- **Goal of the exercise**:
Copy out all the lines in the records that include the word "libre".

***** Working data

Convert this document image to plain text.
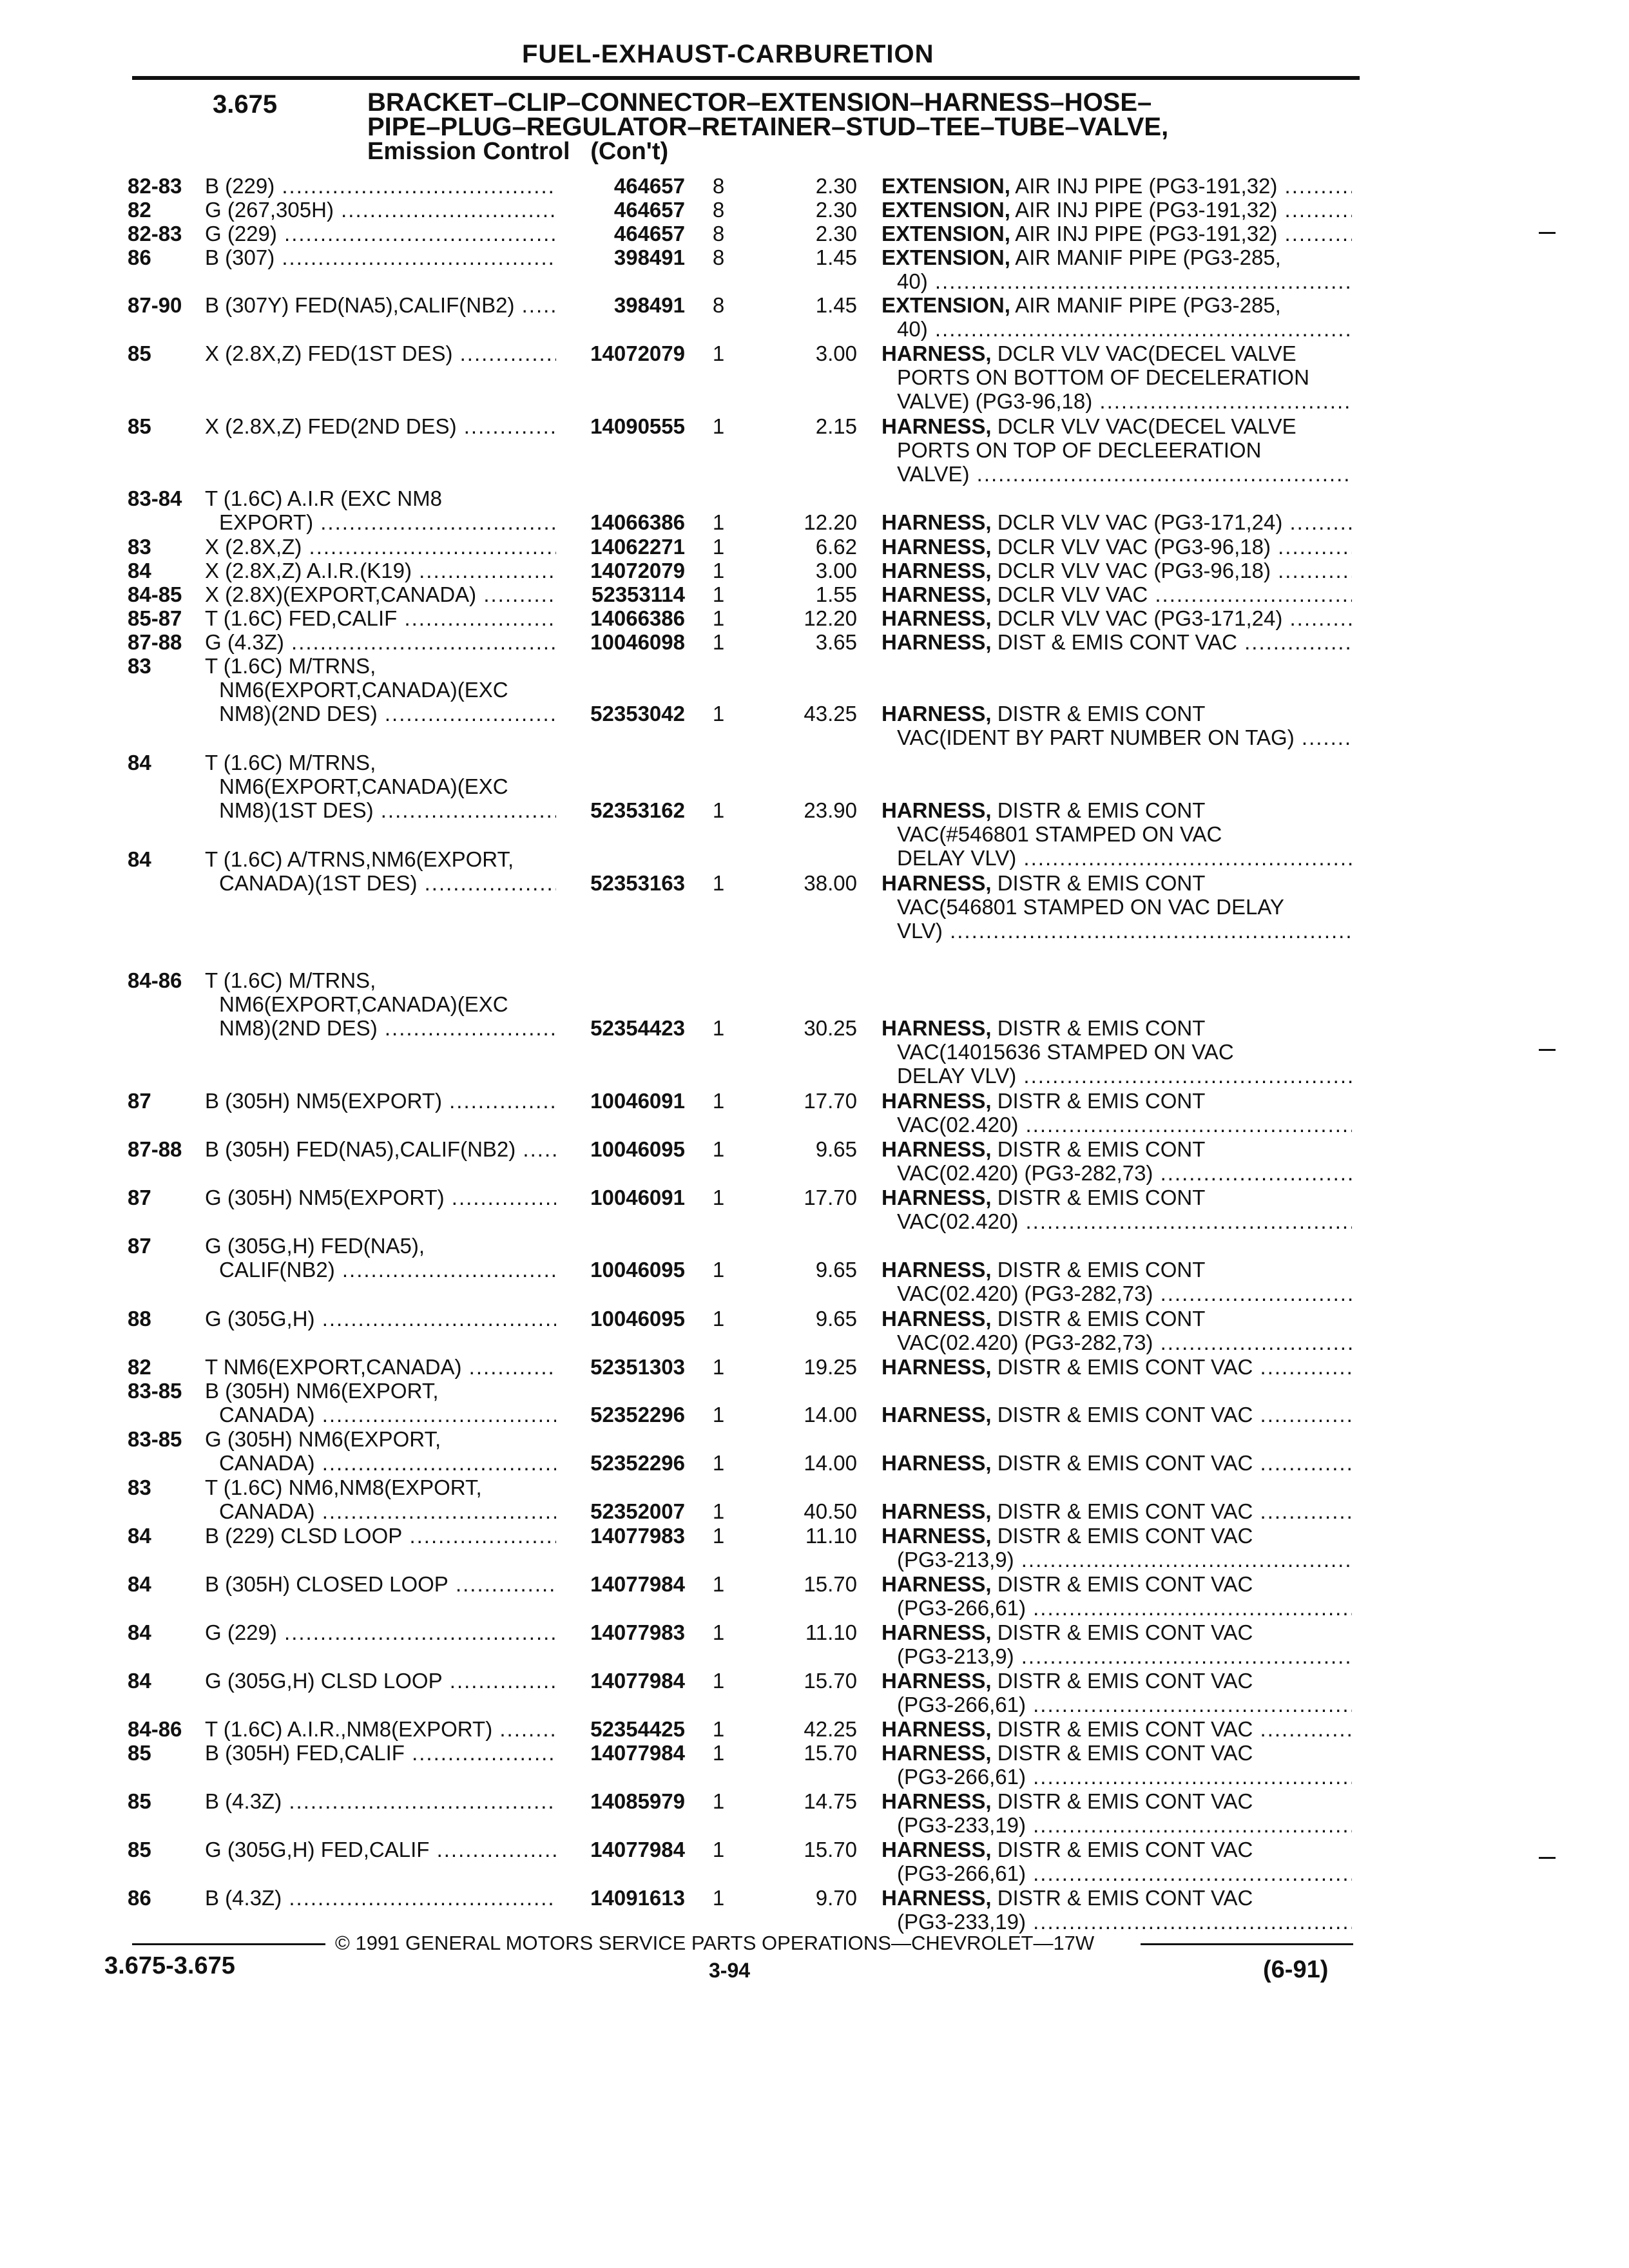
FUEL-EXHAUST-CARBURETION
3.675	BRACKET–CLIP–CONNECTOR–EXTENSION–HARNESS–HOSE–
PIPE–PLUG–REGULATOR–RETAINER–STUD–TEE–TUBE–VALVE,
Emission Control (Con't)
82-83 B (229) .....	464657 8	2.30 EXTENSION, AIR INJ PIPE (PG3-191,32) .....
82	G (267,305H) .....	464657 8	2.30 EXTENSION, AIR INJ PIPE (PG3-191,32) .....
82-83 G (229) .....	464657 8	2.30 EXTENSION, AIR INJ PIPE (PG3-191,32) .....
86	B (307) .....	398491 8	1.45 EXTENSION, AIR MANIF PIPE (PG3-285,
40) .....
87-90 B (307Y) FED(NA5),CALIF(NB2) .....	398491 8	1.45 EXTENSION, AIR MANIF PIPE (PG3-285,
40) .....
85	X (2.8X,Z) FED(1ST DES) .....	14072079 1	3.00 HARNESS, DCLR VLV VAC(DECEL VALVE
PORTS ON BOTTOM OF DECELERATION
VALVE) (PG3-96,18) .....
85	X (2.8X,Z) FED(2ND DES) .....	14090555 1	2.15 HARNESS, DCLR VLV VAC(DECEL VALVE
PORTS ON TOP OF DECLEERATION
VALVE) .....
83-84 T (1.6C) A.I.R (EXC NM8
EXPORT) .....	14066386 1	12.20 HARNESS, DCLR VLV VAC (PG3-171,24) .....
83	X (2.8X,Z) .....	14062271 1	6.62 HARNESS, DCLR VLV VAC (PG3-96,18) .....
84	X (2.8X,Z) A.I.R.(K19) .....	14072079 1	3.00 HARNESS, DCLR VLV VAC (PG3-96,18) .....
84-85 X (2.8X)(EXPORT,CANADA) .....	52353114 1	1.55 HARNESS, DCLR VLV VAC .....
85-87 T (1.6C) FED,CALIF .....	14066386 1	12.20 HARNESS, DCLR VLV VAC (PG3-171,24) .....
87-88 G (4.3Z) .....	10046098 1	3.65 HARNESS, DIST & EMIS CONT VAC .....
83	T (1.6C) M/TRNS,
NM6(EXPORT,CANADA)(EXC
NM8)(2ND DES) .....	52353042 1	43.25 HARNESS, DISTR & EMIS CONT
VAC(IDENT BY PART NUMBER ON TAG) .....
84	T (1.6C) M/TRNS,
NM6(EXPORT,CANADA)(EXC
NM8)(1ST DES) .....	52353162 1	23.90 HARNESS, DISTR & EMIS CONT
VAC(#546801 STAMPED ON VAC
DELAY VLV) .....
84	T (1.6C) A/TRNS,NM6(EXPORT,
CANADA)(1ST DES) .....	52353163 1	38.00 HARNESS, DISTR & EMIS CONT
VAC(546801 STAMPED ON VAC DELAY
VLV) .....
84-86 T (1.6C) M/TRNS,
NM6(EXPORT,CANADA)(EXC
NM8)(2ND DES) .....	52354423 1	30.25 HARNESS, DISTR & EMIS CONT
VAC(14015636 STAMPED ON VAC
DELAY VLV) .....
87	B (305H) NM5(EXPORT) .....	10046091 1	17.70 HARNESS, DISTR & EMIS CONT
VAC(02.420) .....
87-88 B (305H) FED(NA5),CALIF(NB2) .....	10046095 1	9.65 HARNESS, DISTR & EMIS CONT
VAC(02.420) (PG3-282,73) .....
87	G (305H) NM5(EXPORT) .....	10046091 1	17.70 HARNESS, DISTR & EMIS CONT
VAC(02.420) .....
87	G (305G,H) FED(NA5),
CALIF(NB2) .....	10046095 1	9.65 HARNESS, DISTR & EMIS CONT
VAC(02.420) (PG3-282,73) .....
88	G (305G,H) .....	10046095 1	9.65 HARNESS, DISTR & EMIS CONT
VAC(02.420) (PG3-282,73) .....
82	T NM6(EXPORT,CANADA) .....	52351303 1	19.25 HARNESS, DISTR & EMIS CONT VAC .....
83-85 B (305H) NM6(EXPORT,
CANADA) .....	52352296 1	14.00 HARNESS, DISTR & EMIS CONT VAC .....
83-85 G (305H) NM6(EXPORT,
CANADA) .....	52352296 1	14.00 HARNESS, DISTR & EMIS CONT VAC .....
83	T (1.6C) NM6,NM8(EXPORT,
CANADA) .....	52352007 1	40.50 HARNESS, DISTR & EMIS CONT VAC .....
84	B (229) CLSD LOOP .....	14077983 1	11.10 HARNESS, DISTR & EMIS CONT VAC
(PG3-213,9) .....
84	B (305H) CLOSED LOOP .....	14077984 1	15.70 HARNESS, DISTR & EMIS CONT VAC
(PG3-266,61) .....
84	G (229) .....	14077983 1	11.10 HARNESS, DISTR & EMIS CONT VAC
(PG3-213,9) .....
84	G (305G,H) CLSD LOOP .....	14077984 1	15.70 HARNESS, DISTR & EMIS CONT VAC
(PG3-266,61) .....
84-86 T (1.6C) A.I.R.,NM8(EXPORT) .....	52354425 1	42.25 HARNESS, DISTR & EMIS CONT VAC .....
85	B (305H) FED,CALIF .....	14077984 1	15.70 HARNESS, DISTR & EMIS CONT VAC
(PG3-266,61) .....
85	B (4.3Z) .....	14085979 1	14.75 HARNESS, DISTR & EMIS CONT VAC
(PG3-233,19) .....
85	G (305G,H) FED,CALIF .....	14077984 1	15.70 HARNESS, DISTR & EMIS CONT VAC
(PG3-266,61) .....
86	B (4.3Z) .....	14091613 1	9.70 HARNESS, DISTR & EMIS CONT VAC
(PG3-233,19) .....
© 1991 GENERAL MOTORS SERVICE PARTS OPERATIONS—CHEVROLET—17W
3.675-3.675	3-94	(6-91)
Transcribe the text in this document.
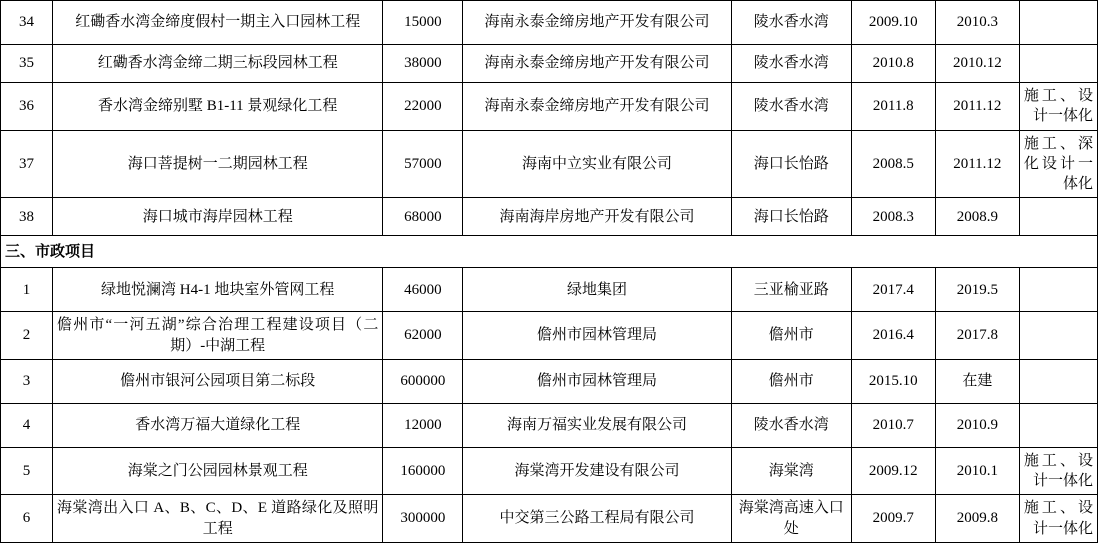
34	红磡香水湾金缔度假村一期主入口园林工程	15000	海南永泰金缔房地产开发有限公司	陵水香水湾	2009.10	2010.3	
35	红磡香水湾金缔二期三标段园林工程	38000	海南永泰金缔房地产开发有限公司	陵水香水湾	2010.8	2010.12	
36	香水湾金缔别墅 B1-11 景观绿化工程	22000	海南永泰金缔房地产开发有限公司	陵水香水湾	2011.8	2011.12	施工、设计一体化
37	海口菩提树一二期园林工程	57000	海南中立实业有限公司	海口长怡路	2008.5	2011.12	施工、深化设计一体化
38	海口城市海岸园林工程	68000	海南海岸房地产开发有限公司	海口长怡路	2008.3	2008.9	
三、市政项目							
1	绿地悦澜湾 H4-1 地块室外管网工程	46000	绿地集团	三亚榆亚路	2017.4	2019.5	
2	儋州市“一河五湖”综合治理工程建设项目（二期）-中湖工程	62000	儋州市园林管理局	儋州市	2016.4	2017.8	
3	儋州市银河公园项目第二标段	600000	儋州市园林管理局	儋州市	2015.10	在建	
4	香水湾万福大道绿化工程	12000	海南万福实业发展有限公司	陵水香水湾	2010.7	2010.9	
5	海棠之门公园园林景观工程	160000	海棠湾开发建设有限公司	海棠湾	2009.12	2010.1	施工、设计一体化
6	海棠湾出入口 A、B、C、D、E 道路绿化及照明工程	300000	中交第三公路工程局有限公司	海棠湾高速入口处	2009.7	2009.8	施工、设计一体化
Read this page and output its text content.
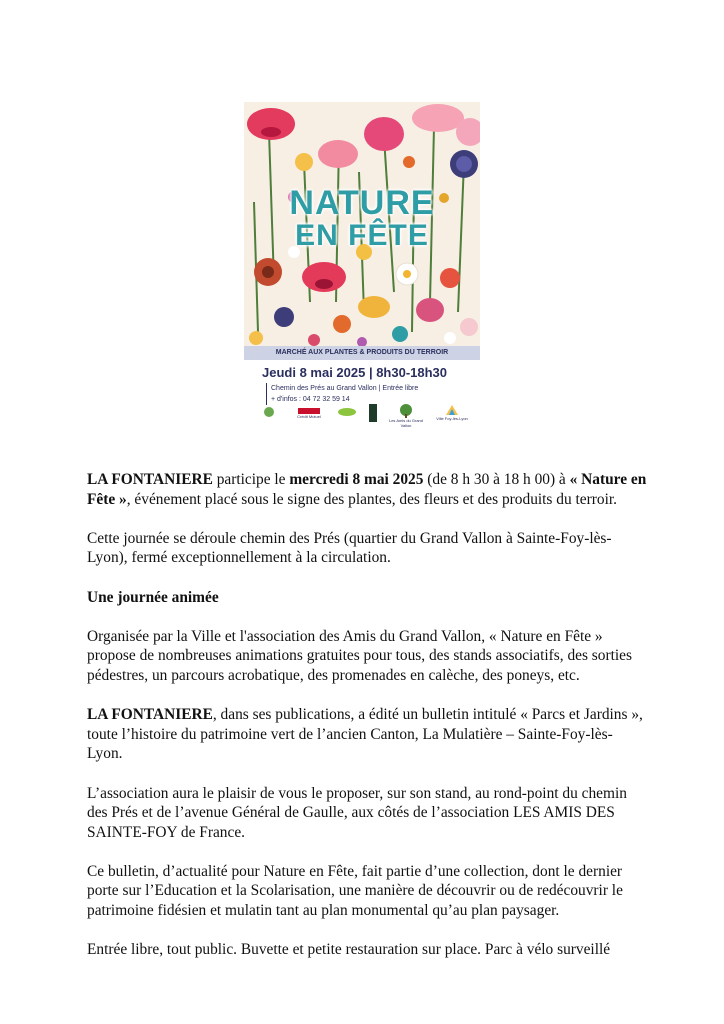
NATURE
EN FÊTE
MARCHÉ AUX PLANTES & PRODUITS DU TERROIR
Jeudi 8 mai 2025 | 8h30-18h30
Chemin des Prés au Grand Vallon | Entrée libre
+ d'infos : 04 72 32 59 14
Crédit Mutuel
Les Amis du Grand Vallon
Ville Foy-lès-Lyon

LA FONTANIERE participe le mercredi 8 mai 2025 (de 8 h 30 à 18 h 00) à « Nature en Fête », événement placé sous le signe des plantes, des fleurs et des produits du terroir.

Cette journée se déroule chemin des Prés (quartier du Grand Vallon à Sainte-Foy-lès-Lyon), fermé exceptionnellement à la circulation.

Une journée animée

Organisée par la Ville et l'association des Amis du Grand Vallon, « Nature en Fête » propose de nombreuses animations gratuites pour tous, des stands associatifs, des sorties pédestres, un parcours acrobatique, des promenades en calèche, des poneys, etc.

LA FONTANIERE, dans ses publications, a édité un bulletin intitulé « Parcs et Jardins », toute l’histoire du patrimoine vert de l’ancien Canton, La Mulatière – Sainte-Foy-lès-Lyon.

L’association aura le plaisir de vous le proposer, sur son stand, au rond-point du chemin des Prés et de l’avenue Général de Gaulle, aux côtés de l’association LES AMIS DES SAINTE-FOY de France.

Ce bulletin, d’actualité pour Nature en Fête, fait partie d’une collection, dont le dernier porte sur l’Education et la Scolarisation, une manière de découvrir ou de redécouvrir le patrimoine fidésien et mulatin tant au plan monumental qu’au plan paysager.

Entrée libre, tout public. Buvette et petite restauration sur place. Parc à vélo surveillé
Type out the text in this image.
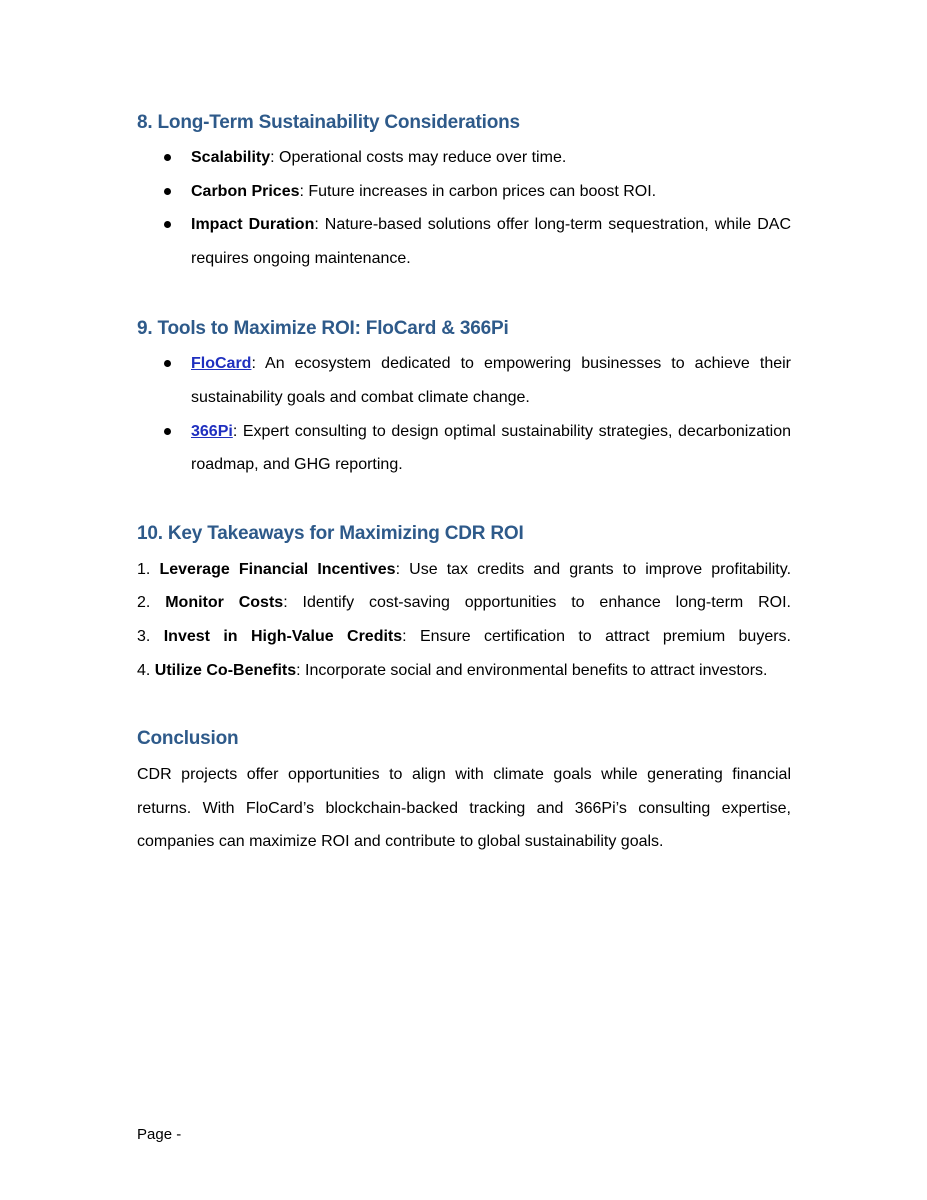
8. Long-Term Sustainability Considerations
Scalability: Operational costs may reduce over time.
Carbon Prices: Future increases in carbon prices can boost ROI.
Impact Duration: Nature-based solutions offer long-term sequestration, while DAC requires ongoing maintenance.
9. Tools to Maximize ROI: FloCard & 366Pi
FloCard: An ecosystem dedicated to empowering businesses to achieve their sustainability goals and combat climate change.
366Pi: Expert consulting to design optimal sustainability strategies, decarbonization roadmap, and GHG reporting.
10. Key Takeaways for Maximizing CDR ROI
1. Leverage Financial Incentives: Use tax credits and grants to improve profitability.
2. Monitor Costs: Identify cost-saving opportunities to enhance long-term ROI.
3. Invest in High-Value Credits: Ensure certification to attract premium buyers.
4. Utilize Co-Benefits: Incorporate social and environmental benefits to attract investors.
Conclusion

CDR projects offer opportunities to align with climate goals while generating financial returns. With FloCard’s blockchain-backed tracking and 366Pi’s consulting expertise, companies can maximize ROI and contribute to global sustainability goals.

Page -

**********

- **Reply to the exercise**:
Chemin des Prés au Grand Vallon | Entrée libre
Entrée libre, tout public. Buvette et petite restauration sur place. Parc à vélo surveillé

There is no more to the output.